_WHAT THE EXERCISE ASKS_: All of the entries need to be written out again, exactly as they are.

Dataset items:

--- Start ---

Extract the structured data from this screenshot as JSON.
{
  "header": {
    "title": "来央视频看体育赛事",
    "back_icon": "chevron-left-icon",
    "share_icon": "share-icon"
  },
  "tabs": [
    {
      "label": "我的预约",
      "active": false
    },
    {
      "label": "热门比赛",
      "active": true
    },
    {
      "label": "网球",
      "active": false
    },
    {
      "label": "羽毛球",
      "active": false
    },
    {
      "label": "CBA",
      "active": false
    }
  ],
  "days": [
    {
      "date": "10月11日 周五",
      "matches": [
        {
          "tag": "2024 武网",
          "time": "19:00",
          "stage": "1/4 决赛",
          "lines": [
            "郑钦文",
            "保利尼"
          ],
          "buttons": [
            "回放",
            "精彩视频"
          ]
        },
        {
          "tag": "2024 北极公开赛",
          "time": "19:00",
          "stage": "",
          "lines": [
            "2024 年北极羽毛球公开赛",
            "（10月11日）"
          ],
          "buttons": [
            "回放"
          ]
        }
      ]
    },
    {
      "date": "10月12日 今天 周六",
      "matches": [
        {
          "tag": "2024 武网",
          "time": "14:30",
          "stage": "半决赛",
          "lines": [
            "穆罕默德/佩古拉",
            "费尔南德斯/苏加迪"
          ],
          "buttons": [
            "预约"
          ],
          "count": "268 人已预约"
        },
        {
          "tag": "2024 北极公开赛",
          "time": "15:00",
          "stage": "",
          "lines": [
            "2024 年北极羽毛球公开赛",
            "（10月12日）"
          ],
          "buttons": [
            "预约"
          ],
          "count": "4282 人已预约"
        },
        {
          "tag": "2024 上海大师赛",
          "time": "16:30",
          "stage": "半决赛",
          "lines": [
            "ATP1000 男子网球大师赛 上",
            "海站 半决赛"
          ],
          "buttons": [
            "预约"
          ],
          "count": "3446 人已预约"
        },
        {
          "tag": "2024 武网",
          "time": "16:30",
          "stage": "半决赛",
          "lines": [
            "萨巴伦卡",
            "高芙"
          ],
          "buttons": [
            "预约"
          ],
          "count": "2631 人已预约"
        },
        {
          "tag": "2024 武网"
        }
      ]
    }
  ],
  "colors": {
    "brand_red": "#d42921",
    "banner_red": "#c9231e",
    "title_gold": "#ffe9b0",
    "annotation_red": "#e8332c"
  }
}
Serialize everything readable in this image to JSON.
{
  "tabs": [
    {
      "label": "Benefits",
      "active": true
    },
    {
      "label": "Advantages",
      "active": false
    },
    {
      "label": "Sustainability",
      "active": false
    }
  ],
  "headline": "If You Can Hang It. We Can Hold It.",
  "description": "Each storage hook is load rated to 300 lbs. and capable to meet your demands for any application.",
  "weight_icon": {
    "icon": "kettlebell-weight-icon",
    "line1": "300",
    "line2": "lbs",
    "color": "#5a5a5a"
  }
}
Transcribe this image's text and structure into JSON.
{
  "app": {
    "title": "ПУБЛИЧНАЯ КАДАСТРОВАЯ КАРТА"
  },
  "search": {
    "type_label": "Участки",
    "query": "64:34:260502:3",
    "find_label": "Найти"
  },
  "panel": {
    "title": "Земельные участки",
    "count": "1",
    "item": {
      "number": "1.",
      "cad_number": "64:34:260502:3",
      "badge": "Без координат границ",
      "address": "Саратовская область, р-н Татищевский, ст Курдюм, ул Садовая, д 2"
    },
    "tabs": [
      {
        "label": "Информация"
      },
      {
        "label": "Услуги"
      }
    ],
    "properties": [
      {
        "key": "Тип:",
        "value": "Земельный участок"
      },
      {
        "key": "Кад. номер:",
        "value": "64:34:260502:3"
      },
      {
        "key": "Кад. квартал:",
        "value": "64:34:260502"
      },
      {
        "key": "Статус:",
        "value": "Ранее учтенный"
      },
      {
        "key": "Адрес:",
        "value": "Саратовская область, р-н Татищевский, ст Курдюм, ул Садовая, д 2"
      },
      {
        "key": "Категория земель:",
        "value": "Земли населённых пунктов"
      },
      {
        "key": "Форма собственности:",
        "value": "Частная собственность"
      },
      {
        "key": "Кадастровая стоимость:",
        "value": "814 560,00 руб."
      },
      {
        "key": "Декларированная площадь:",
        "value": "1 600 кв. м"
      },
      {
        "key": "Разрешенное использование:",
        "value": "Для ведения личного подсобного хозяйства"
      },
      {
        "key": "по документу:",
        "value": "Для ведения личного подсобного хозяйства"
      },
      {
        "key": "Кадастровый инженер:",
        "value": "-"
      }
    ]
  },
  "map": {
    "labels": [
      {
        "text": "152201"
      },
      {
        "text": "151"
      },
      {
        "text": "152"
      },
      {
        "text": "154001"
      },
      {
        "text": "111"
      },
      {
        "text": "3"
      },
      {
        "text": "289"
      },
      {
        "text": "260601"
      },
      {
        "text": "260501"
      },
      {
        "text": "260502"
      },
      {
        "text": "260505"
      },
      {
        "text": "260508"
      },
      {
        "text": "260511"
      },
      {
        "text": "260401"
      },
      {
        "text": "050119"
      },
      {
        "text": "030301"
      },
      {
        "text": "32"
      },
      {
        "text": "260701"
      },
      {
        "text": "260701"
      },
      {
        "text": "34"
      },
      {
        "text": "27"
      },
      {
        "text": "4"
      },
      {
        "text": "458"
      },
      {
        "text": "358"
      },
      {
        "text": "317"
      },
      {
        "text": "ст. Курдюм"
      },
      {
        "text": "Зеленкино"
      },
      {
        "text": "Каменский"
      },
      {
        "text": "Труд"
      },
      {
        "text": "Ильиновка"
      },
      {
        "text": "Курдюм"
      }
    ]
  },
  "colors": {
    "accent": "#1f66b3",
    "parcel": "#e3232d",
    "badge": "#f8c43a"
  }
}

--- End ---

_COMPLETED EXERCISE_:
Extract the structured data from this screenshot as JSON.
{
  "header": {
    "title": "来央视频看体育赛事",
    "back_icon": "chevron-left-icon",
    "share_icon": "share-icon"
  },
  "tabs": [
    {
      "label": "我的预约",
      "active": false
    },
    {
      "label": "热门比赛",
      "active": true
    },
    {
      "label": "网球",
      "active": false
    },
    {
      "label": "羽毛球",
      "active": false
    },
    {
      "label": "CBA",
      "active": false
    }
  ],
  "days": [
    {
      "date": "10月11日 周五",
      "matches": [
        {
          "tag": "2024 武网",
          "time": "19:00",
          "stage": "1/4 决赛",
          "lines": [
            "郑钦文",
            "保利尼"
          ],
          "buttons": [
            "回放",
            "精彩视频"
          ]
        },
        {
          "tag": "2024 北极公开赛",
          "time": "19:00",
          "stage": "",
          "lines": [
            "2024 年北极羽毛球公开赛",
            "（10月11日）"
          ],
          "buttons": [
            "回放"
          ]
        }
      ]
    },
    {
      "date": "10月12日 今天 周六",
      "matches": [
        {
          "tag": "2024 武网",
          "time": "14:30",
          "stage": "半决赛",
          "lines": [
            "穆罕默德/佩古拉",
            "费尔南德斯/苏加迪"
          ],
          "buttons": [
            "预约"
          ],
          "count": "268 人已预约"
        },
        {
          "tag": "2024 北极公开赛",
          "time": "15:00",
          "stage": "",
          "lines": [
            "2024 年北极羽毛球公开赛",
            "（10月12日）"
          ],
          "buttons": [
            "预约"
          ],
          "count": "4282 人已预约"
        },
        {
          "tag": "2024 上海大师赛",
          "time": "16:30",
          "stage": "半决赛",
          "lines": [
            "ATP1000 男子网球大师赛 上",
            "海站 半决赛"
          ],
          "buttons": [
            "预约"
          ],
          "count": "3446 人已预约"
        },
        {
          "tag": "2024 武网",
          "time": "16:30",
          "stage": "半决赛",
          "lines": [
            "萨巴伦卡",
            "高芙"
          ],
          "buttons": [
            "预约"
          ],
          "count": "2631 人已预约"
        },
        {
          "tag": "2024 武网"
        }
      ]
    }
  ],
  "colors": {
    "brand_red": "#d42921",
    "banner_red": "#c9231e",
    "title_gold": "#ffe9b0",
    "annotation_red": "#e8332c"
  }
}
Serialize everything readable in this image to JSON.
{
  "tabs": [
    {
      "label": "Benefits",
      "active": true
    },
    {
      "label": "Advantages",
      "active": false
    },
    {
      "label": "Sustainability",
      "active": false
    }
  ],
  "headline": "If You Can Hang It. We Can Hold It.",
  "description": "Each storage hook is load rated to 300 lbs. and capable to meet your demands for any application.",
  "weight_icon": {
    "icon": "kettlebell-weight-icon",
    "line1": "300",
    "line2": "lbs",
    "color": "#5a5a5a"
  }
}
Transcribe this image's text and structure into JSON.
{
  "app": {
    "title": "ПУБЛИЧНАЯ КАДАСТРОВАЯ КАРТА"
  },
  "search": {
    "type_label": "Участки",
    "query": "64:34:260502:3",
    "find_label": "Найти"
  },
  "panel": {
    "title": "Земельные участки",
    "count": "1",
    "item": {
      "number": "1.",
      "cad_number": "64:34:260502:3",
      "badge": "Без координат границ",
      "address": "Саратовская область, р-н Татищевский, ст Курдюм, ул Садовая, д 2"
    },
    "tabs": [
      {
        "label": "Информация"
      },
      {
        "label": "Услуги"
      }
    ],
    "properties": [
      {
        "key": "Тип:",
        "value": "Земельный участок"
      },
      {
        "key": "Кад. номер:",
        "value": "64:34:260502:3"
      },
      {
        "key": "Кад. квартал:",
        "value": "64:34:260502"
      },
      {
        "key": "Статус:",
        "value": "Ранее учтенный"
      },
      {
        "key": "Адрес:",
        "value": "Саратовская область, р-н Татищевский, ст Курдюм, ул Садовая, д 2"
      },
      {
        "key": "Категория земель:",
        "value": "Земли населённых пунктов"
      },
      {
        "key": "Форма собственности:",
        "value": "Частная собственность"
      },
      {
        "key": "Кадастровая стоимость:",
        "value": "814 560,00 руб."
      },
      {
        "key": "Декларированная площадь:",
        "value": "1 600 кв. м"
      },
      {
        "key": "Разрешенное использование:",
        "value": "Для ведения личного подсобного хозяйства"
      },
      {
        "key": "по документу:",
        "value": "Для ведения личного подсобного хозяйства"
      },
      {
        "key": "Кадастровый инженер:",
        "value": "-"
      }
    ]
  },
  "map": {
    "labels": [
      {
        "text": "152201"
      },
      {
        "text": "151"
      },
      {
        "text": "152"
      },
      {
        "text": "154001"
      },
      {
        "text": "111"
      },
      {
        "text": "3"
      },
      {
        "text": "289"
      },
      {
        "text": "260601"
      },
      {
        "text": "260501"
      },
      {
        "text": "260502"
      },
      {
        "text": "260505"
      },
      {
        "text": "260508"
      },
      {
        "text": "260511"
      },
      {
        "text": "260401"
      },
      {
        "text": "050119"
      },
      {
        "text": "030301"
      },
      {
        "text": "32"
      },
      {
        "text": "260701"
      },
      {
        "text": "260701"
      },
      {
        "text": "34"
      },
      {
        "text": "27"
      },
      {
        "text": "4"
      },
      {
        "text": "458"
      },
      {
        "text": "358"
      },
      {
        "text": "317"
      },
      {
        "text": "ст. Курдюм"
      },
      {
        "text": "Зеленкино"
      },
      {
        "text": "Каменский"
      },
      {
        "text": "Труд"
      },
      {
        "text": "Ильиновка"
      },
      {
        "text": "Курдюм"
      }
    ]
  },
  "colors": {
    "accent": "#1f66b3",
    "parcel": "#e3232d",
    "badge": "#f8c43a"
  }
}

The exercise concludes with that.